» Task to carry out
Below are entries to be transcribed exactly; exclude the pictures from the copy.

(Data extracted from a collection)
-- BEGIN --

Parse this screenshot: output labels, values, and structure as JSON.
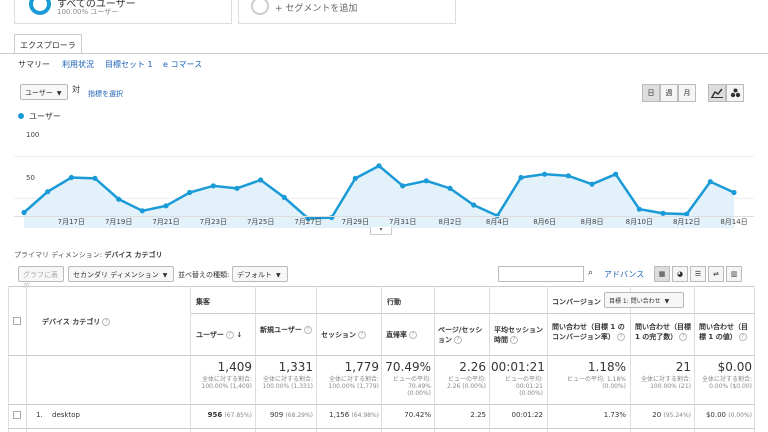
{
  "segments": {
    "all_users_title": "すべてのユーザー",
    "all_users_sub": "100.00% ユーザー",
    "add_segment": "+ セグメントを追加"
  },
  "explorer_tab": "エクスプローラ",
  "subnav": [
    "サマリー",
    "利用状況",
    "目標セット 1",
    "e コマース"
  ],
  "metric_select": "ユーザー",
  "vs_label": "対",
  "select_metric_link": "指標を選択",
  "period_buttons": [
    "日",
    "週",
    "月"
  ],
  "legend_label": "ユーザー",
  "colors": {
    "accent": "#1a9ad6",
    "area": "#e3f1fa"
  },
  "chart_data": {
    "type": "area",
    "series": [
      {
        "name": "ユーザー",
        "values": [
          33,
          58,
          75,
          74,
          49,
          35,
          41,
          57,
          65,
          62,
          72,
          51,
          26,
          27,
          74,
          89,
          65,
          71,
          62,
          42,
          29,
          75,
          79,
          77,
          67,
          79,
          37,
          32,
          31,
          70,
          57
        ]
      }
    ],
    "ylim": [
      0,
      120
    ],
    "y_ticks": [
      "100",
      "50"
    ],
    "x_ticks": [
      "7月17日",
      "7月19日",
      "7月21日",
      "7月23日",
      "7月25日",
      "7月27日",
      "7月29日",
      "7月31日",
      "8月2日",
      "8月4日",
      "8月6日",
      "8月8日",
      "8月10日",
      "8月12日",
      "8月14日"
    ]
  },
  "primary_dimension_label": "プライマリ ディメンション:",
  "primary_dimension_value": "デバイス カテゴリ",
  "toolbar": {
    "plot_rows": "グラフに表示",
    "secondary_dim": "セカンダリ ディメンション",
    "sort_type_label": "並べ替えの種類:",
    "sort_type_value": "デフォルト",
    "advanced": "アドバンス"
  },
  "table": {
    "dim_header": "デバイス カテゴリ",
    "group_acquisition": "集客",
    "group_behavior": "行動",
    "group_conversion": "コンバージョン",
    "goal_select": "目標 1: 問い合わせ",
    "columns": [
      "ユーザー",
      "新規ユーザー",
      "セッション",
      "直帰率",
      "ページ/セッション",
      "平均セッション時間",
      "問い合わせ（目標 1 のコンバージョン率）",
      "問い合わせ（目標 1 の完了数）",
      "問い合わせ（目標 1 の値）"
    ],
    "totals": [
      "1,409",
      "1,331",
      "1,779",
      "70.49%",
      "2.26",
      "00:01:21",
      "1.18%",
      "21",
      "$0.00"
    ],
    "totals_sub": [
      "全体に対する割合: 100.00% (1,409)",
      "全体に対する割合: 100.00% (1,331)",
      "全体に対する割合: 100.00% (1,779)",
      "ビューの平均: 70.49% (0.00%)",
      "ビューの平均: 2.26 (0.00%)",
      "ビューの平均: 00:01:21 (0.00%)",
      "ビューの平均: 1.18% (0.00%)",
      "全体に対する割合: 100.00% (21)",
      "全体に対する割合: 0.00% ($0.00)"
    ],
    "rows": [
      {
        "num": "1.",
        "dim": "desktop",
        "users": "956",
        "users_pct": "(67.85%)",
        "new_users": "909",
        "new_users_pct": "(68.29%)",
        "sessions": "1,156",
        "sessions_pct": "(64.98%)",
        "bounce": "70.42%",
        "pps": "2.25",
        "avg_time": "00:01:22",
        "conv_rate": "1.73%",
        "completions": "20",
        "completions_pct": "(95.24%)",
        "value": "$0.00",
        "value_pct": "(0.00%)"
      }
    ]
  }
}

-- END --

» Task output
Parse this screenshot: output labels, values, and structure as JSON.
{
  "segments": {
    "all_users_title": "すべてのユーザー",
    "all_users_sub": "100.00% ユーザー",
    "add_segment": "+ セグメントを追加"
  },
  "explorer_tab": "エクスプローラ",
  "subnav": [
    "サマリー",
    "利用状況",
    "目標セット 1",
    "e コマース"
  ],
  "metric_select": "ユーザー",
  "vs_label": "対",
  "select_metric_link": "指標を選択",
  "period_buttons": [
    "日",
    "週",
    "月"
  ],
  "legend_label": "ユーザー",
  "colors": {
    "accent": "#1a9ad6",
    "area": "#e3f1fa"
  },
  "chart_data": {
    "type": "area",
    "series": [
      {
        "name": "ユーザー",
        "values": [
          33,
          58,
          75,
          74,
          49,
          35,
          41,
          57,
          65,
          62,
          72,
          51,
          26,
          27,
          74,
          89,
          65,
          71,
          62,
          42,
          29,
          75,
          79,
          77,
          67,
          79,
          37,
          32,
          31,
          70,
          57
        ]
      }
    ],
    "ylim": [
      0,
      120
    ],
    "y_ticks": [
      "100",
      "50"
    ],
    "x_ticks": [
      "7月17日",
      "7月19日",
      "7月21日",
      "7月23日",
      "7月25日",
      "7月27日",
      "7月29日",
      "7月31日",
      "8月2日",
      "8月4日",
      "8月6日",
      "8月8日",
      "8月10日",
      "8月12日",
      "8月14日"
    ]
  },
  "primary_dimension_label": "プライマリ ディメンション:",
  "primary_dimension_value": "デバイス カテゴリ",
  "toolbar": {
    "plot_rows": "グラフに表示",
    "secondary_dim": "セカンダリ ディメンション",
    "sort_type_label": "並べ替えの種類:",
    "sort_type_value": "デフォルト",
    "advanced": "アドバンス"
  },
  "table": {
    "dim_header": "デバイス カテゴリ",
    "group_acquisition": "集客",
    "group_behavior": "行動",
    "group_conversion": "コンバージョン",
    "goal_select": "目標 1: 問い合わせ",
    "columns": [
      "ユーザー",
      "新規ユーザー",
      "セッション",
      "直帰率",
      "ページ/セッション",
      "平均セッション時間",
      "問い合わせ（目標 1 のコンバージョン率）",
      "問い合わせ（目標 1 の完了数）",
      "問い合わせ（目標 1 の値）"
    ],
    "totals": [
      "1,409",
      "1,331",
      "1,779",
      "70.49%",
      "2.26",
      "00:01:21",
      "1.18%",
      "21",
      "$0.00"
    ],
    "totals_sub": [
      "全体に対する割合: 100.00% (1,409)",
      "全体に対する割合: 100.00% (1,331)",
      "全体に対する割合: 100.00% (1,779)",
      "ビューの平均: 70.49% (0.00%)",
      "ビューの平均: 2.26 (0.00%)",
      "ビューの平均: 00:01:21 (0.00%)",
      "ビューの平均: 1.18% (0.00%)",
      "全体に対する割合: 100.00% (21)",
      "全体に対する割合: 0.00% ($0.00)"
    ],
    "rows": [
      {
        "num": "1.",
        "dim": "desktop",
        "users": "956",
        "users_pct": "(67.85%)",
        "new_users": "909",
        "new_users_pct": "(68.29%)",
        "sessions": "1,156",
        "sessions_pct": "(64.98%)",
        "bounce": "70.42%",
        "pps": "2.25",
        "avg_time": "00:01:22",
        "conv_rate": "1.73%",
        "completions": "20",
        "completions_pct": "(95.24%)",
        "value": "$0.00",
        "value_pct": "(0.00%)"
      }
    ]
  }
}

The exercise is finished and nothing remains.